Omit every picture while repeating the entries exactly.

** start Dataset rows **

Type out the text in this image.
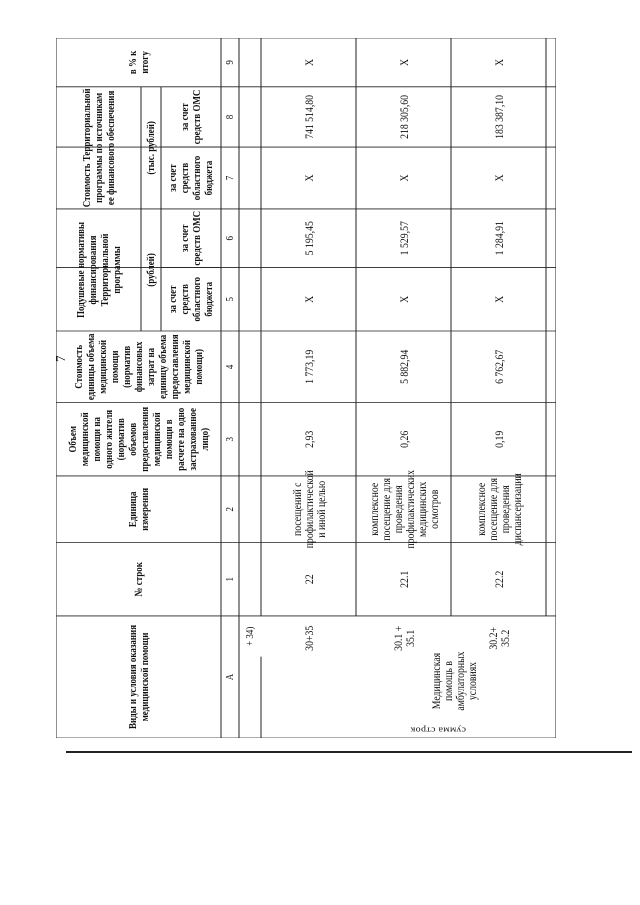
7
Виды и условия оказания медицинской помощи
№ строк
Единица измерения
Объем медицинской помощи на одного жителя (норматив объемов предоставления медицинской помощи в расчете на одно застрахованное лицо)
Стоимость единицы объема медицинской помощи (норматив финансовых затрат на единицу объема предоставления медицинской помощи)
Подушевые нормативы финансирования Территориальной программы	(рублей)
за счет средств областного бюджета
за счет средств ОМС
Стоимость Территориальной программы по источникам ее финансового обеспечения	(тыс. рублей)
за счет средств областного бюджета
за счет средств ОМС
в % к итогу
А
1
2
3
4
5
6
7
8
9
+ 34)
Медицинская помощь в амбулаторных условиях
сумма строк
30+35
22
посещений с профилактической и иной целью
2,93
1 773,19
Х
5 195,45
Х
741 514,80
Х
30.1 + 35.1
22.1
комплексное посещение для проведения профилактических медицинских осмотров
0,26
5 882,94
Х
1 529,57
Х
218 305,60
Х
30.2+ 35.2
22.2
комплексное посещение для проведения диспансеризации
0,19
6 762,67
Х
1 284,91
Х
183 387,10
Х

** end Dataset rows **

Correct result:
Type out the text in this image.
7
Виды и условия оказания медицинской помощи
№ строк
Единица измерения
Объем медицинской помощи на одного жителя (норматив объемов предоставления медицинской помощи в расчете на одно застрахованное лицо)
Стоимость единицы объема медицинской помощи (норматив финансовых затрат на единицу объема предоставления медицинской помощи)
Подушевые нормативы финансирования Территориальной программы	(рублей)
за счет средств областного бюджета
за счет средств ОМС
Стоимость Территориальной программы по источникам ее финансового обеспечения	(тыс. рублей)
за счет средств областного бюджета
за счет средств ОМС
в % к итогу
А
1
2
3
4
5
6
7
8
9
+ 34)
Медицинская помощь в амбулаторных условиях
сумма строк
30+35
22
посещений с профилактической и иной целью
2,93
1 773,19
Х
5 195,45
Х
741 514,80
Х
30.1 + 35.1
22.1
комплексное посещение для проведения профилактических медицинских осмотров
0,26
5 882,94
Х
1 529,57
Х
218 305,60
Х
30.2+ 35.2
22.2
комплексное посещение для проведения диспансеризации
0,19
6 762,67
Х
1 284,91
Х
183 387,10
Х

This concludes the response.